▶ _Recorded data_:
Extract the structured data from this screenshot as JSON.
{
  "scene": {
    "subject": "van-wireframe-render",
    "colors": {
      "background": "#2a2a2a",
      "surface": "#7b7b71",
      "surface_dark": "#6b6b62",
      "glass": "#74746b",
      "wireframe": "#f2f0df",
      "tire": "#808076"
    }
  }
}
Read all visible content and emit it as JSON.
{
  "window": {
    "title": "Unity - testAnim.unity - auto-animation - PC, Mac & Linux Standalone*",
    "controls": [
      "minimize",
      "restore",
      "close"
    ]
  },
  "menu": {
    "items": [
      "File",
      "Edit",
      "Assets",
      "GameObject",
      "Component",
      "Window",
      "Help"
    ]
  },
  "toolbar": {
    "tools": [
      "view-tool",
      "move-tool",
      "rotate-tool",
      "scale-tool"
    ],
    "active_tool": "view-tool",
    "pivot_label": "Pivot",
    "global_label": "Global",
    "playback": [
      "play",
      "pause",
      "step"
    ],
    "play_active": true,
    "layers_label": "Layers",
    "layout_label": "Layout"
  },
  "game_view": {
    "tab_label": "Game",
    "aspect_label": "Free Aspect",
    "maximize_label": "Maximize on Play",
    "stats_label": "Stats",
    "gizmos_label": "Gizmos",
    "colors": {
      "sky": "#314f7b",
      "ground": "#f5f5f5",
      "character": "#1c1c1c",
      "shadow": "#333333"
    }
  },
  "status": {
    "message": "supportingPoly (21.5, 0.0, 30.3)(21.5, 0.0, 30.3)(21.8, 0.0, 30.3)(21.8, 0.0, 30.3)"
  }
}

▶ _Task to complete_: Count how many lines in the data above hold the string "JSON", and give the number with no other words.

▶ _Expected answer_: 2